## Data for this exercise
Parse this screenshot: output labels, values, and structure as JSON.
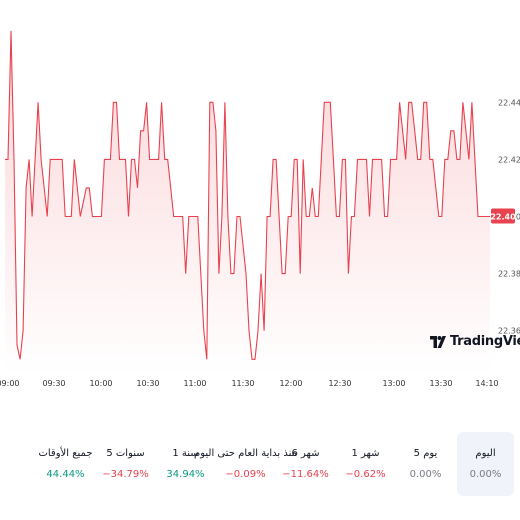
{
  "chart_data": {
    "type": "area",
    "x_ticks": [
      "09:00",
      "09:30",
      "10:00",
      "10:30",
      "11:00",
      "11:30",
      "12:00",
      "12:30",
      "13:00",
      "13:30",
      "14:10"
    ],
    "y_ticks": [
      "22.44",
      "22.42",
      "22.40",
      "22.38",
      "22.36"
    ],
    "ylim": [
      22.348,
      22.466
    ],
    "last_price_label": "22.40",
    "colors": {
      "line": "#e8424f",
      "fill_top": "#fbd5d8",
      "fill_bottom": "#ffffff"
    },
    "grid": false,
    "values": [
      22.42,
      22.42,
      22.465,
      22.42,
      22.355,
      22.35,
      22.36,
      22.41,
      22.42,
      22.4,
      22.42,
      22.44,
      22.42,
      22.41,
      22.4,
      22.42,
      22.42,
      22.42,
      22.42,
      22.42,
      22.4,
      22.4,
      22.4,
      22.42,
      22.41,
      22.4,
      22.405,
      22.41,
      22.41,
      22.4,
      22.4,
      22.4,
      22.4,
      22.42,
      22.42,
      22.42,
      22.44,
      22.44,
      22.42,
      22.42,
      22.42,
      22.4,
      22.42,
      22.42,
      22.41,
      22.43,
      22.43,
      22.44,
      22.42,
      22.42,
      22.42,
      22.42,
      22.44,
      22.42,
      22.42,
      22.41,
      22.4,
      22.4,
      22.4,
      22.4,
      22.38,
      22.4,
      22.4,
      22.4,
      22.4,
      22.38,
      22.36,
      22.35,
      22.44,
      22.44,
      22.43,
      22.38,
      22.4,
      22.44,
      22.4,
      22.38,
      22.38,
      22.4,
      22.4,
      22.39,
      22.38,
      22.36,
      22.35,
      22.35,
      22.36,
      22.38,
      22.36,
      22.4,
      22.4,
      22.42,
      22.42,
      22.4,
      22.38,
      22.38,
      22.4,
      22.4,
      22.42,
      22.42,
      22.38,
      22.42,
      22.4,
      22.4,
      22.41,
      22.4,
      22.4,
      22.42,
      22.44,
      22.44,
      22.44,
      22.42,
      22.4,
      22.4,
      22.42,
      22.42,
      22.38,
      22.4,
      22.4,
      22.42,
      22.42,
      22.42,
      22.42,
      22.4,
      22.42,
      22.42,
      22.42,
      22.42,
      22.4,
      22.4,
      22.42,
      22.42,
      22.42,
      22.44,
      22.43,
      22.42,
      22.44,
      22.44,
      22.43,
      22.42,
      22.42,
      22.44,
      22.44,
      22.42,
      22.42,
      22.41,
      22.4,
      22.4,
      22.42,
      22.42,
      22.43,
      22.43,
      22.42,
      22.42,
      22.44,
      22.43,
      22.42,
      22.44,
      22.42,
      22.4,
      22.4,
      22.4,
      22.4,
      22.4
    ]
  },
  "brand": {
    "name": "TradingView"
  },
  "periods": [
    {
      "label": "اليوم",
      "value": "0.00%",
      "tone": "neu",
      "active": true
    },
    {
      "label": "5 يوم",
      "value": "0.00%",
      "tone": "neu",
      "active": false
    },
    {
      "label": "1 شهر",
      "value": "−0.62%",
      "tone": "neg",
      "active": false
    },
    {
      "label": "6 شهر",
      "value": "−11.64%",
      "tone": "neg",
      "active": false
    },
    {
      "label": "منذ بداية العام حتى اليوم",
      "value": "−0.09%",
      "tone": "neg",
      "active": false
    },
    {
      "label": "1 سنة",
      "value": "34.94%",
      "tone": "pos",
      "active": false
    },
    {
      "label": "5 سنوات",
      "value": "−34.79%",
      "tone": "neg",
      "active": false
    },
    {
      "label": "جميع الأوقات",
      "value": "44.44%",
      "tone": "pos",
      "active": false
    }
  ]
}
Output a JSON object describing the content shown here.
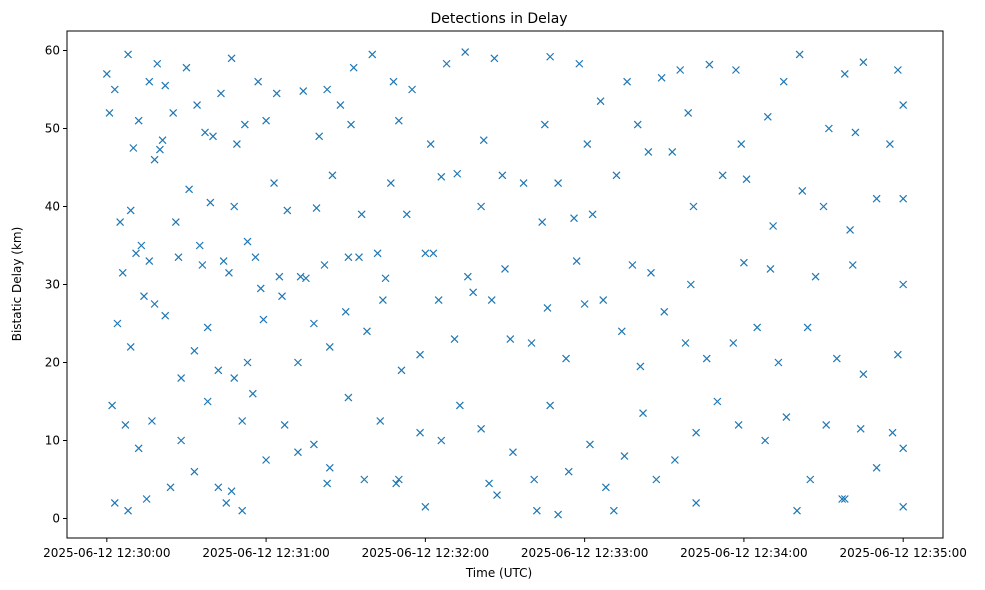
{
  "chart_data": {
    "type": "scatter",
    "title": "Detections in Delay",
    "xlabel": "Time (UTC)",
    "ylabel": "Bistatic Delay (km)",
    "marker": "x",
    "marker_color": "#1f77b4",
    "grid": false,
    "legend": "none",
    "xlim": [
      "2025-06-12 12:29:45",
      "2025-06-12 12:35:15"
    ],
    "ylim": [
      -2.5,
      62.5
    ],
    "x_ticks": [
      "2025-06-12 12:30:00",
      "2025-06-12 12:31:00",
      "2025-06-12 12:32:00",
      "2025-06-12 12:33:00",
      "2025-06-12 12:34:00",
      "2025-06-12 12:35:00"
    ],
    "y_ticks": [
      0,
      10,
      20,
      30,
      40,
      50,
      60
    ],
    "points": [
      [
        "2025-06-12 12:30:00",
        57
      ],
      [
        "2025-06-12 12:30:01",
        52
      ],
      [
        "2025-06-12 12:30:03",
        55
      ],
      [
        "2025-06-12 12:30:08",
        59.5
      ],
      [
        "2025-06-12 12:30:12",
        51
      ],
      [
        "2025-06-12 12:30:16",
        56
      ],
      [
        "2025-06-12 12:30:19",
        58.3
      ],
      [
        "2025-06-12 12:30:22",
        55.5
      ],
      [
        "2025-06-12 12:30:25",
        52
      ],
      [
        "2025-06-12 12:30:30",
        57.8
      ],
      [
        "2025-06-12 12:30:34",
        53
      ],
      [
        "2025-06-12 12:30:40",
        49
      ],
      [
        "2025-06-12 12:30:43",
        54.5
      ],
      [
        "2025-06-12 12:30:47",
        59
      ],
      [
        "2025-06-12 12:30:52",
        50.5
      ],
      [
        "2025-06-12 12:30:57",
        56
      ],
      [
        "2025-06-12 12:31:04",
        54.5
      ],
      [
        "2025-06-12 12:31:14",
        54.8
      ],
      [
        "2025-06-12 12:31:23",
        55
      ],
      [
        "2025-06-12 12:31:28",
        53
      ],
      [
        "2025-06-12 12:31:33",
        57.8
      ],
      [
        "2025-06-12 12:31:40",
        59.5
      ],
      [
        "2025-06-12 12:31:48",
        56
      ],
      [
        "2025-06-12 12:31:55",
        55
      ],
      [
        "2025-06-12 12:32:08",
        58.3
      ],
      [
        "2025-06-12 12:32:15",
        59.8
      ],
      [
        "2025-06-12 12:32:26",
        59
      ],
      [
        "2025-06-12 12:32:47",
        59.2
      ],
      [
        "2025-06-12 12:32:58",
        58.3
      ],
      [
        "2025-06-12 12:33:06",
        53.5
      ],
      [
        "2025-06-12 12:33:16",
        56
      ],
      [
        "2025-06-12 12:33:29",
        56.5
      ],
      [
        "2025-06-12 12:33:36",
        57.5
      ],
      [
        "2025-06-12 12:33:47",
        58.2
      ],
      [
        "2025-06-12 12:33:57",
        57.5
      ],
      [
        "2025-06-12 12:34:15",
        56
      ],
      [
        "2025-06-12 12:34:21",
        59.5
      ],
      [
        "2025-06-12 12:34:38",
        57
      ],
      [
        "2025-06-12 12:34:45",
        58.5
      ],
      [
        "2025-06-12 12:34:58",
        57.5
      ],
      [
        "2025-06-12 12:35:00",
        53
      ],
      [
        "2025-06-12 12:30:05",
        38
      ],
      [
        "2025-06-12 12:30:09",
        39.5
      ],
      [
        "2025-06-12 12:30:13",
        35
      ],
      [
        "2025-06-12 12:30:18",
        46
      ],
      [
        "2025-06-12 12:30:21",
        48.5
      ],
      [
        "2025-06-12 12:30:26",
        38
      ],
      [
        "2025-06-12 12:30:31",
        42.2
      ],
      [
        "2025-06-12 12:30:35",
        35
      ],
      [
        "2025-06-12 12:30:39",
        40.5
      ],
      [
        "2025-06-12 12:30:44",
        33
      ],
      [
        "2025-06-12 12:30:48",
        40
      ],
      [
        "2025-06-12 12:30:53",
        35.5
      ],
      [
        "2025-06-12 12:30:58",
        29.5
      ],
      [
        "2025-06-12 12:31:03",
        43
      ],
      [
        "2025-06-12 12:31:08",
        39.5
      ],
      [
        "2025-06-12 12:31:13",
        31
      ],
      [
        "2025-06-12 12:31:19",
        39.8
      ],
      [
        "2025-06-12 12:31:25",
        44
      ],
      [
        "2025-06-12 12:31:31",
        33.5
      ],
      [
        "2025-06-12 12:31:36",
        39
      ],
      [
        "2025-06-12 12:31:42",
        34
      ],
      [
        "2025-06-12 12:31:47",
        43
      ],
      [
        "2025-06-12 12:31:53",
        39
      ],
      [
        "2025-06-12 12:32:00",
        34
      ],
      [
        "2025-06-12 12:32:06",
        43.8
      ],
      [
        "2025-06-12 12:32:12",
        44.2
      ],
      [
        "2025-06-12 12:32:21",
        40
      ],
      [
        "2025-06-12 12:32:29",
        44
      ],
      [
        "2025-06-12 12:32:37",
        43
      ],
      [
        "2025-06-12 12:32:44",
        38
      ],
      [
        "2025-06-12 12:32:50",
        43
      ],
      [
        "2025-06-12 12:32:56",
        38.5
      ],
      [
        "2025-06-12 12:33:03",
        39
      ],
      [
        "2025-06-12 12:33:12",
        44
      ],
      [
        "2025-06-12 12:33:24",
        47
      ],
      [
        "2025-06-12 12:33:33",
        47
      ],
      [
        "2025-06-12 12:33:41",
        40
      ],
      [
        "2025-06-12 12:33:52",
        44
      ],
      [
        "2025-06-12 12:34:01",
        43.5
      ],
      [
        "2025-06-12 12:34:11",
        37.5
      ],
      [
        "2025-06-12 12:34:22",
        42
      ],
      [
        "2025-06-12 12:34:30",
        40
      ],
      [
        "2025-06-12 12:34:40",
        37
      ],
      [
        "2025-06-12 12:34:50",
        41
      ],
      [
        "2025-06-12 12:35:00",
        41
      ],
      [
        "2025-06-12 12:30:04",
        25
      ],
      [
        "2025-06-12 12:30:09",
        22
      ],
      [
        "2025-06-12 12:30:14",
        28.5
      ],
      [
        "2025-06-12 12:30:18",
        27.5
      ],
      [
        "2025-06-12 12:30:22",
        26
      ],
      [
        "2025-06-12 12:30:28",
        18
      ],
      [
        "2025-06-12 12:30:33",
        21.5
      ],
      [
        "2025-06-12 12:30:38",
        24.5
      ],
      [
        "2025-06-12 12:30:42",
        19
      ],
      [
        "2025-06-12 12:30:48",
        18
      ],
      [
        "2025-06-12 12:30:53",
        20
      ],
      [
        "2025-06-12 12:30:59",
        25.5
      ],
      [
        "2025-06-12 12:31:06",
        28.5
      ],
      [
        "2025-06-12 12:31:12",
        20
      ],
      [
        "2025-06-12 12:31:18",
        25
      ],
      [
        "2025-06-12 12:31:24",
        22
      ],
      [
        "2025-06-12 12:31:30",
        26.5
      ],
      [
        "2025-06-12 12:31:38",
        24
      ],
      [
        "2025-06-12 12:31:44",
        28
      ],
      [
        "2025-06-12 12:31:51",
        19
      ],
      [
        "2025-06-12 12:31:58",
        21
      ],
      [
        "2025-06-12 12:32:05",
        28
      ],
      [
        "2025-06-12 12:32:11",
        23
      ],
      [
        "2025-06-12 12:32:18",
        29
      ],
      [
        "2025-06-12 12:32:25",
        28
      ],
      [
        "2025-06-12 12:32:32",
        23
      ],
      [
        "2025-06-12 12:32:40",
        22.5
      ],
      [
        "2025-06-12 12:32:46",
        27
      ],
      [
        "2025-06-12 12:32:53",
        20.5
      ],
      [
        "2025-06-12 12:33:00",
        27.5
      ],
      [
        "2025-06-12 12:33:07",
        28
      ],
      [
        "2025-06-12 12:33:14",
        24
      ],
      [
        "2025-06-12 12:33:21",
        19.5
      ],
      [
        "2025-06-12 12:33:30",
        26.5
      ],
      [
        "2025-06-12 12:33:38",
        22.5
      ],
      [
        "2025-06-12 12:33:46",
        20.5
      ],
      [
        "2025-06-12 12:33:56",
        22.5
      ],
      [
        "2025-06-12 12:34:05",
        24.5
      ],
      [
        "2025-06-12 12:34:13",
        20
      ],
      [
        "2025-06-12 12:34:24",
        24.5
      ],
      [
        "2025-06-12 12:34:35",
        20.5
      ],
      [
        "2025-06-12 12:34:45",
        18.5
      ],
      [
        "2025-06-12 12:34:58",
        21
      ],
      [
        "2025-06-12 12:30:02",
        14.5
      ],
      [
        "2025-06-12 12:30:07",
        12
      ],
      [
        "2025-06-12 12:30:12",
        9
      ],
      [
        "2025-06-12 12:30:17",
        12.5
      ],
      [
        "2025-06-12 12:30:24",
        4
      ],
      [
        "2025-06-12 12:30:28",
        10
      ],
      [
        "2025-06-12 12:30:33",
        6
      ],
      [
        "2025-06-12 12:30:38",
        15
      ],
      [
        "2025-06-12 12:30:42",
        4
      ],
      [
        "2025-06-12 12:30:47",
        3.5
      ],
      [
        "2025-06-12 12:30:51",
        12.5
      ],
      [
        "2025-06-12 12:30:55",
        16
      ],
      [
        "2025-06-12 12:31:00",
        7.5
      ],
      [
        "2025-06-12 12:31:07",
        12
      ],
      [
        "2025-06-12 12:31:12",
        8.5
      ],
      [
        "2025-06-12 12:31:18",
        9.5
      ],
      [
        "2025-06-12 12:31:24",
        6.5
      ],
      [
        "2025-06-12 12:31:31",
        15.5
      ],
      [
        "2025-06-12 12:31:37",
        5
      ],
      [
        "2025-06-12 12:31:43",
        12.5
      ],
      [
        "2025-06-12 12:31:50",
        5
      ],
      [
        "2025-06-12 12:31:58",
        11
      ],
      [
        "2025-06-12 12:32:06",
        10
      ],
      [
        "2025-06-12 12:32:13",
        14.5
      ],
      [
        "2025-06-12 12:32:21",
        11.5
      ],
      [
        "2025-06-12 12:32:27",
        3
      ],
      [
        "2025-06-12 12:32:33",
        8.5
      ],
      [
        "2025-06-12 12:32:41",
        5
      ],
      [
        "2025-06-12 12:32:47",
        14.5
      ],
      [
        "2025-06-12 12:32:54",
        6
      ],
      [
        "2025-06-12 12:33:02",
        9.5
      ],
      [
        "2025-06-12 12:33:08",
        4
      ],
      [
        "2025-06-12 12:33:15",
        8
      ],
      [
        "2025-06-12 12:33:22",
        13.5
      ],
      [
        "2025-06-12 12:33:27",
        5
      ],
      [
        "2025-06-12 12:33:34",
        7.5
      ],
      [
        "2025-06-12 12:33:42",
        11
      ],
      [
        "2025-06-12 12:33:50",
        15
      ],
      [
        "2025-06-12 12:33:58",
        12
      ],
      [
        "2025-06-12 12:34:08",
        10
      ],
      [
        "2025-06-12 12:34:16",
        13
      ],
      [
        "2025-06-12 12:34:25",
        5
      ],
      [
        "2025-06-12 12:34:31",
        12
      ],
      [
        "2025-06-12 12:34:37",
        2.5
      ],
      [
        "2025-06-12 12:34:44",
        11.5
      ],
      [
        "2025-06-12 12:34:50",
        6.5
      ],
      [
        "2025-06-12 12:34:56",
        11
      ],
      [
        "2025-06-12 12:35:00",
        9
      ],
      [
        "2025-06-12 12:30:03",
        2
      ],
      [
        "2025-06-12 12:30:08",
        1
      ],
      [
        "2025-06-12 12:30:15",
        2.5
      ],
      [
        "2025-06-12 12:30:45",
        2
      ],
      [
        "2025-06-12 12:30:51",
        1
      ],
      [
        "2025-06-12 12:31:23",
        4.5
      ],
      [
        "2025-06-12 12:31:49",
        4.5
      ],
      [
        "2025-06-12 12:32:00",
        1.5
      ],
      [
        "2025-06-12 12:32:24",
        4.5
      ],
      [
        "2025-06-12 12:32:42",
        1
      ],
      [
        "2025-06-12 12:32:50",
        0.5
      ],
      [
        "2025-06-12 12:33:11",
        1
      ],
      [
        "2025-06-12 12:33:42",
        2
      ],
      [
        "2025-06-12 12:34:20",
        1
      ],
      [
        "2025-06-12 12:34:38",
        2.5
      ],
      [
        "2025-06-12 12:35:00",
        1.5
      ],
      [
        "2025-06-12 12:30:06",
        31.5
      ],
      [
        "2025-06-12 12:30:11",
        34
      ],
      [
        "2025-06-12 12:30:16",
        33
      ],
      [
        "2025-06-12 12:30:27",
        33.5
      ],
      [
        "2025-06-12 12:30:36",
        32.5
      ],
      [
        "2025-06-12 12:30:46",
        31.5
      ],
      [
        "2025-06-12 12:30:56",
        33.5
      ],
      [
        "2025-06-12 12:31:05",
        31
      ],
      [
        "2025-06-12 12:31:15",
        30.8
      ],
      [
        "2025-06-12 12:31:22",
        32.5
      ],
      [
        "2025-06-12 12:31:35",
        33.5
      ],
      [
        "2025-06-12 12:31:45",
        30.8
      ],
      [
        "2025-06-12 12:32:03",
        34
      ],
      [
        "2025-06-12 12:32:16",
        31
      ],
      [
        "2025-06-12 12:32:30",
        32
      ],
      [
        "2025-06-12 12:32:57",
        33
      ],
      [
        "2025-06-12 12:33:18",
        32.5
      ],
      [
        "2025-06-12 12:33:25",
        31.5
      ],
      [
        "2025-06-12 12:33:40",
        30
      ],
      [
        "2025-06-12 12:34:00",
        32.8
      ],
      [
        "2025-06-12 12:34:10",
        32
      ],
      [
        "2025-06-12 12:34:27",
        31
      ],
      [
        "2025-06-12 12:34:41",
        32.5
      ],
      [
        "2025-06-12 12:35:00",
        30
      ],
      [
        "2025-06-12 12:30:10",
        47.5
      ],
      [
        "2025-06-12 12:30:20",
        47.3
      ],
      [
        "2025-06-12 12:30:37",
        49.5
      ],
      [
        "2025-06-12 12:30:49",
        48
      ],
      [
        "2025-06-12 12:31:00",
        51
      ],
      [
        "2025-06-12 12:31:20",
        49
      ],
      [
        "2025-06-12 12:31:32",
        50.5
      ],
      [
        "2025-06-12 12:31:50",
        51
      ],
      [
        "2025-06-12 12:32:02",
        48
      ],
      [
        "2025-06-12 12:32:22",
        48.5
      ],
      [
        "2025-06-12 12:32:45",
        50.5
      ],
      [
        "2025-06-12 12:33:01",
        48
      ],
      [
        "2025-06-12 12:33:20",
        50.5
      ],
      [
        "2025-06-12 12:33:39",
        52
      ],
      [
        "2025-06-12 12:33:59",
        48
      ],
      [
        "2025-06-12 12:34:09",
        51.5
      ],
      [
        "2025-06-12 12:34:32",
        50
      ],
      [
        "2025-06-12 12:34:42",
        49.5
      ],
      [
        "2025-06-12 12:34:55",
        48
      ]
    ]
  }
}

## Challenge
Copy every line of the entries above in which "اليوم" occurs.

## Result of the task
      "label": "اليوم",
      "label": "منذ بداية العام حتى اليوم",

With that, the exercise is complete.